Task directions:
Make an exact copy of all the material below, apart from the pictures.

# START OF Dataset

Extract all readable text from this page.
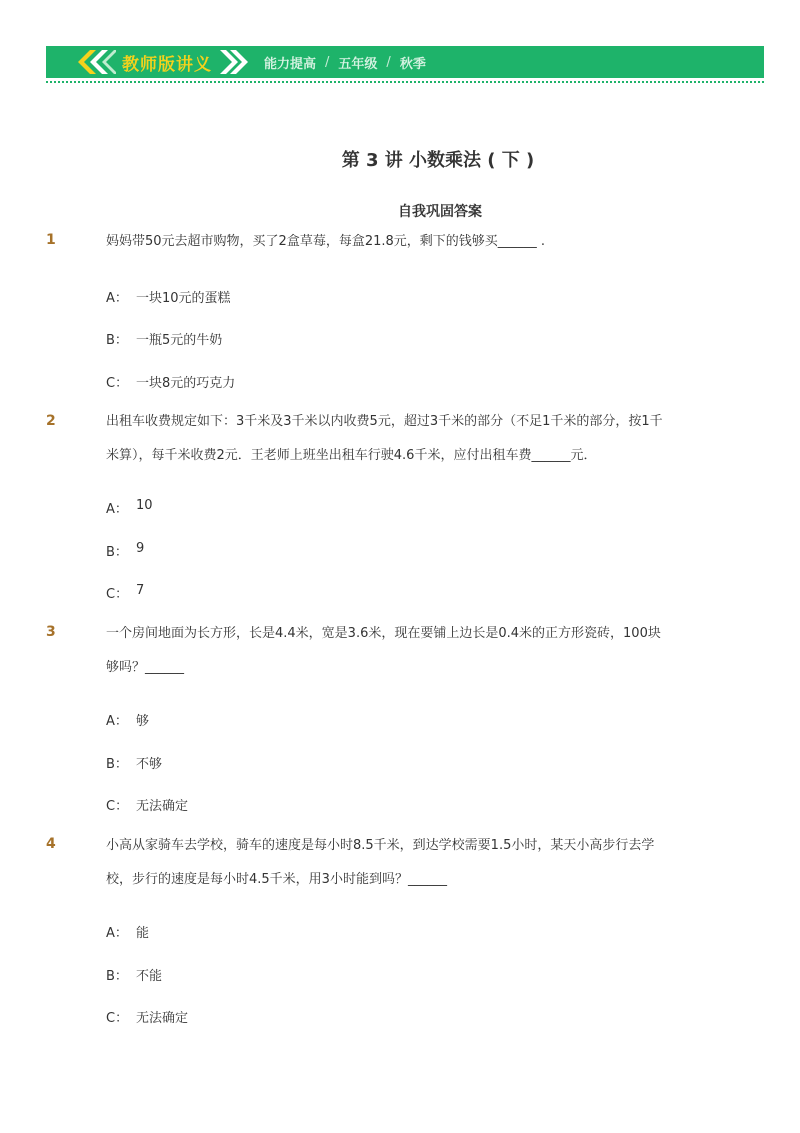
教师版讲义	能力提高 / 五年级 / 秋季
第 3 讲 小数乘法 ( 下 )
自我巩固答案
1	妈妈带50元去超市购物，买了2盒草莓，每盒21.8元，剩下的钱够买______ .
A： 一块10元的蛋糕
B： 一瓶5元的牛奶
C： 一块8元的巧克力
2	出租车收费规定如下：3千米及3千米以内收费5元，超过3千米的部分（不足1千米的部分，按1千
米算），每千米收费2元．王老师上班坐出租车行驶4.6千米，应付出租车费______元．
A： 10
B： 9
C： 7
3	一个房间地面为长方形，长是4.4米，宽是3.6米，现在要铺上边长是0.4米的正方形瓷砖，100块
够吗？______
A： 够
B： 不够
C： 无法确定
4	小高从家骑车去学校，骑车的速度是每小时8.5千米，到达学校需要1.5小时，某天小高步行去学
校，步行的速度是每小时4.5千米，用3小时能到吗？______
A： 能
B： 不能
C： 无法确定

# END OF Dataset

Task result:
Extract all readable text from this page.
教师版讲义	能力提高 / 五年级 / 秋季
第 3 讲 小数乘法 ( 下 )
自我巩固答案
1	妈妈带50元去超市购物，买了2盒草莓，每盒21.8元，剩下的钱够买______ .
A： 一块10元的蛋糕
B： 一瓶5元的牛奶
C： 一块8元的巧克力
2	出租车收费规定如下：3千米及3千米以内收费5元，超过3千米的部分（不足1千米的部分，按1千
米算），每千米收费2元．王老师上班坐出租车行驶4.6千米，应付出租车费______元．
A： 10
B： 9
C： 7
3	一个房间地面为长方形，长是4.4米，宽是3.6米，现在要铺上边长是0.4米的正方形瓷砖，100块
够吗？______
A： 够
B： 不够
C： 无法确定
4	小高从家骑车去学校，骑车的速度是每小时8.5千米，到达学校需要1.5小时，某天小高步行去学
校，步行的速度是每小时4.5千米，用3小时能到吗？______
A： 能
B： 不能
C： 无法确定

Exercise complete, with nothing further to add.